— begin DOCUMENT PASSAGE —

I'm not sure how I feel about the Amfortas as Jesus thing, or the blood ritual with them pouring his blood into the grail and all the knights drinking from it... Maybe I have to watch the rest to see how that develops, but again, I'm not feeling that motivated to seek the rest out.


----------



## Woodduck (Mar 17, 2014)

Having just watched the entire performance of Uwe Erik Laufenberg's _Parsifal_ - I mean, Wagner's _Parsifal_ (or do I?) - from Bayreuth, I have to say that the biggest surprise to me is that the sublimity of its music overwhelmed me despite what happened, or failed to happen, onstage. Despite a few interesting details, there are no great depths to discover in this production. "Religion is bad, let's get beyond it" pretty well sums it up.

The action opens right after the prelude begins (it seems obligatory now to do something during Wagner's preludes, as if music isn't enough to keep us interested). The first act takes place in an old church building, occupied by a Christian brotherhood, somewhere in the Middle East in modern times (the knights drink water from plastic bottles). At one point a bunch of men in military camouflage and carrying machine guns enter, look around, and leave again, so we gather that the area is not safe. Kundry is dressed in a black Burqa with only her face exposed. She looks pretty matter of fact about things; we wouldn't think she was anyone peculiar, much less under a curse or a magician's power. Just before Parsifal comes in a little boy runs in and faints; we don't know who he is. At one point a man and and a woman have a little struggle and she runs out. We don't know who they are either. Nothing else peculiar happens until the transformation music, during which we have to watch a video about outer space until we get to the Grail ceremony. In this, Titurel is present and on his feet rather than in a crypt. Instead of being carried in on a litter and placed before the Grail, which here is just a little cup sitting out in the open, Amfortas walks in wearing a crown of thorns and a white robe, strips down to a loin cloth, and stands in a crucified pose with stigmata in his hands. His wound is reopened by his knights, who stick a knife into it, whereupon blood runs out of every part of his body and is collected and drunk by the knights in place of the symbolic blood of Christ.

— end DOCUMENT PASSAGE —

*TASK REQUIREMENTS*
Extend the forum discussion of the Bayreuth production of Parsifal, picking up after its final sentence. The lines that follow come from a separate source.

— begin STORED RECORDS —

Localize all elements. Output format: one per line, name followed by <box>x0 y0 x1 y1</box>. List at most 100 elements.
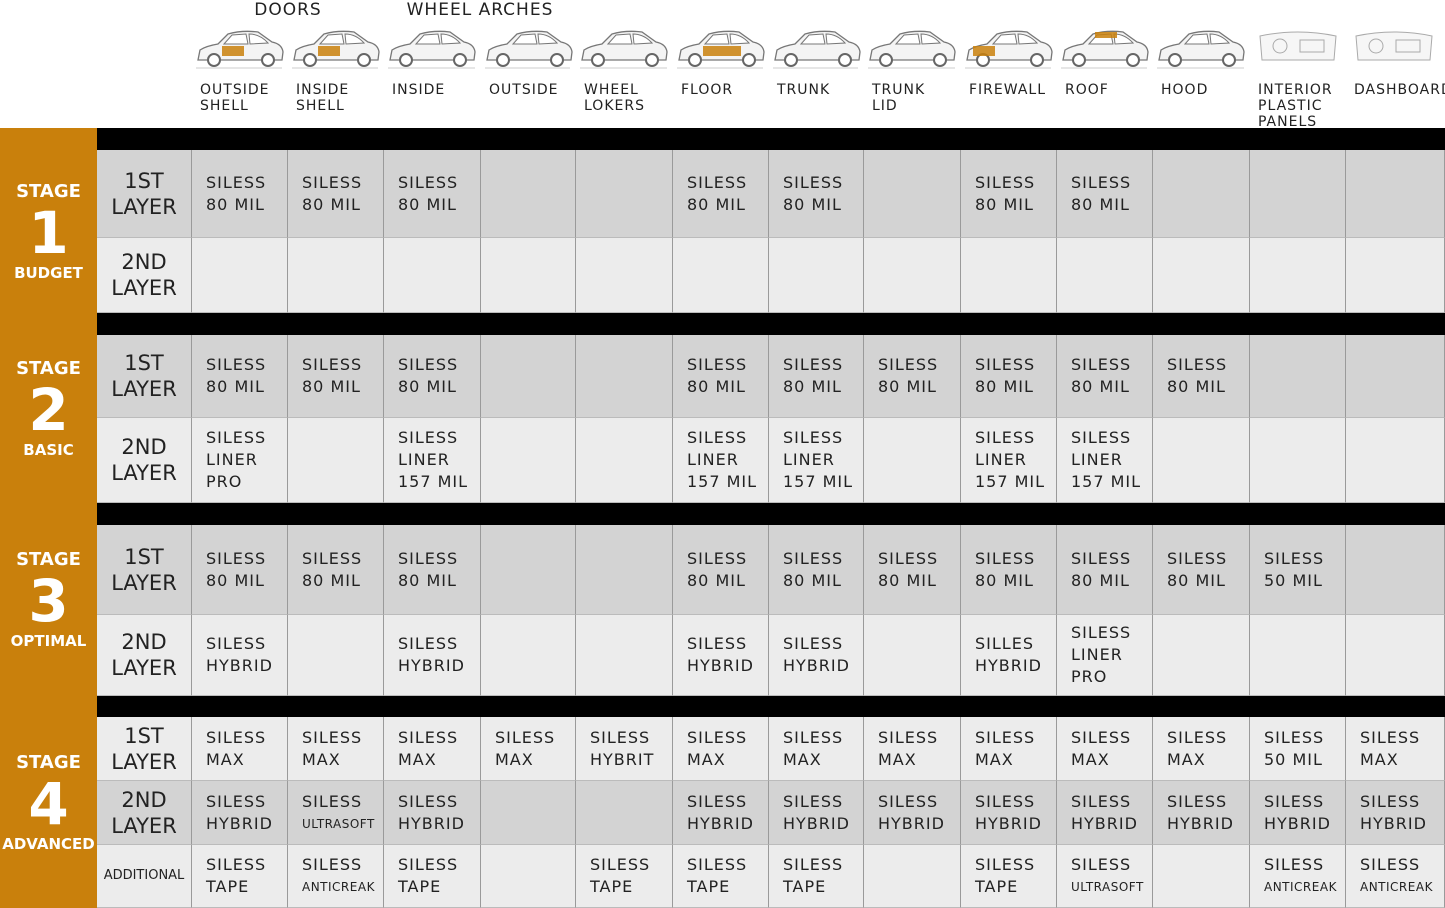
table-cell: SILESS 80 MIL <box>384 335 481 418</box>
cell-text-line: SILESS <box>783 355 844 374</box>
table-cell: SILESS 80 MIL <box>1057 335 1153 418</box>
table-cell <box>864 150 961 238</box>
interior-icon <box>1355 31 1433 61</box>
cell-text-line: LINER <box>783 450 835 469</box>
cell-text-line: SILESS <box>206 855 267 874</box>
table-cell: SILESS MAX <box>961 717 1057 781</box>
cell-text-line: SILESS <box>687 855 748 874</box>
cell-text-line: SILESS <box>783 428 844 447</box>
cell-text-line: 157 MIL <box>398 472 469 491</box>
column-header: FIREWALL <box>969 82 1057 98</box>
cell-text-line: MAX <box>783 749 822 769</box>
table-cell: SILESS HYBRID <box>961 781 1057 845</box>
cell-text-line: MAX <box>495 749 534 769</box>
table-cell: SILESS MAX <box>192 717 288 781</box>
cell-text-line: 80 MIL <box>1071 570 1130 590</box>
column-header: INSIDE SHELL <box>296 82 384 114</box>
layer-label-line: LAYER <box>111 656 177 680</box>
cell-text-line: SILESS <box>302 855 363 874</box>
stage-number: 2 <box>28 375 69 444</box>
table-cell: SILESS HYBRID <box>864 781 961 845</box>
layer-label: 1ST LAYER <box>97 335 192 418</box>
cell-text-line: 80 MIL <box>1071 377 1130 396</box>
cell-text-line: SILESS <box>398 727 459 747</box>
cell-text-line: 157 MIL <box>1071 472 1142 491</box>
stage-name: BUDGET <box>14 264 83 282</box>
cell-text-line: SILESS <box>975 355 1036 374</box>
table-cell: SILESS TAPE <box>576 845 673 908</box>
cell-text-line: HYBRID <box>783 656 850 675</box>
table-cell: SILESS 80 MIL <box>961 525 1057 615</box>
stage-label: STAGE 1 BUDGET <box>0 150 97 313</box>
table-cell <box>1346 150 1445 238</box>
table-cell: SILESS 80 MIL <box>192 150 288 238</box>
cell-text-line: HYBRID <box>1264 813 1331 833</box>
cell-text-line: SILESS <box>687 172 748 192</box>
cell-text-line: 157 MIL <box>687 472 758 491</box>
cell-text-line: MAX <box>206 749 245 769</box>
cell-text-line: 80 MIL <box>1071 194 1130 214</box>
cell-text-line: SILESS <box>206 548 267 568</box>
table-cell: SILESS 80 MIL <box>288 525 384 615</box>
cell-text-line: TAPE <box>687 877 731 896</box>
column-header-line: LID <box>872 98 898 114</box>
cell-text-line: 80 MIL <box>398 377 457 396</box>
cell-text-line: SILESS <box>206 172 267 192</box>
cell-text-line: SILESS <box>302 727 363 747</box>
layer-label-line: LAYER <box>111 570 177 595</box>
cell-text-line: SILESS <box>975 548 1036 568</box>
cell-text-line: SILESS <box>1167 355 1228 374</box>
layer-label-line: LAYER <box>111 749 177 774</box>
table-cell <box>1346 238 1445 313</box>
table-cell <box>576 525 673 615</box>
cell-text-line: 80 MIL <box>302 194 361 214</box>
cell-text-line: SILESS <box>302 355 363 374</box>
separator-bar <box>97 696 1445 717</box>
cell-text-line: HYBRID <box>398 656 465 675</box>
table-cell <box>864 418 961 503</box>
layer-label: 2ND LAYER <box>97 418 192 503</box>
table-cell: SILESS 80 MIL <box>1057 525 1153 615</box>
cell-text-line: SILESS <box>975 428 1036 447</box>
table-cell: SILESS MAX <box>288 717 384 781</box>
column-header-line: FIREWALL <box>969 82 1047 98</box>
table-cell: SILESS MAX <box>1346 717 1445 781</box>
cell-text-line: SILESS <box>878 791 939 811</box>
cell-text-line: SILESS <box>1071 791 1132 811</box>
table-cell: SILESS 80 MIL <box>288 335 384 418</box>
table-cell: SILESS ULTRASOFT <box>1057 845 1153 908</box>
column-header-line: SHELL <box>296 98 345 114</box>
cell-text-line: SILESS <box>1360 727 1421 747</box>
cell-text-line: 80 MIL <box>302 570 361 590</box>
cell-text-line: 80 MIL <box>783 194 842 214</box>
table-cell: SILESS HYBRID <box>1346 781 1445 845</box>
cell-text-line: 80 MIL <box>687 194 746 214</box>
cell-text-line: HYBRID <box>206 813 273 833</box>
column-header: TRUNK LID <box>872 82 961 114</box>
table-cell <box>1057 238 1153 313</box>
table-cell: SILESS 80 MIL <box>192 335 288 418</box>
layer-label-line: 2ND <box>121 435 167 459</box>
table-cell <box>288 238 384 313</box>
table-cell <box>1250 150 1346 238</box>
layer-label: 1ST LAYER <box>97 525 192 615</box>
table-cell: SILESS 80 MIL <box>192 525 288 615</box>
table-cell <box>481 615 576 696</box>
cell-text-line: SILESS <box>1071 548 1132 568</box>
table-cell <box>481 781 576 845</box>
cell-text-line: MAX <box>398 749 437 769</box>
table-cell <box>384 238 481 313</box>
cell-text-line: SILESS <box>783 548 844 568</box>
table-cell: SILESS LINER 157 MIL <box>1057 418 1153 503</box>
cell-text-line: SILESS <box>878 727 939 747</box>
cell-text-line: HYBRID <box>878 813 945 833</box>
cell-text-line: SILESS <box>878 355 939 374</box>
cell-text-line: SILESS <box>1071 355 1132 374</box>
cell-text-line: ANTICREAK <box>302 880 375 894</box>
table-cell: SILESS HYBRID <box>673 615 769 696</box>
cell-text-line: TAPE <box>206 877 250 896</box>
cell-text-line: LINER <box>975 450 1027 469</box>
table-cell <box>192 238 288 313</box>
cell-text-line: SILESS <box>398 855 459 874</box>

— end STORED RECORDS —

*WRITTEN REPLY*
In the second act we see Klingsor, dressed in a suit, presiding over his harem in a building decorated in Arabian style, but without the magician's equipment that would represent the black arts. He puts down a prayer rug and tries, but fails, to pray to Allah, apparently forgetting which way is Mecca. He has a gallery full of crucifixes (one of which has a phallus at one end, which he fondles), he flagellates himself with a whip (evidently torn between Islam and Christianity and feeling bad about it), and he keeps his call girls in black burqas until their favors are needed. For some reason Amfortas is present, bound as a prisoner, throughout the second act, and at one point while Parsifal is undergoing his crisis Kundry and Amfortas have sex on a tabletop. When Parsifal takes the spear from Klingsor he breaks it in half and makes a cross out of it. As he leaves all of Klingsor's crucifixes come crashing down.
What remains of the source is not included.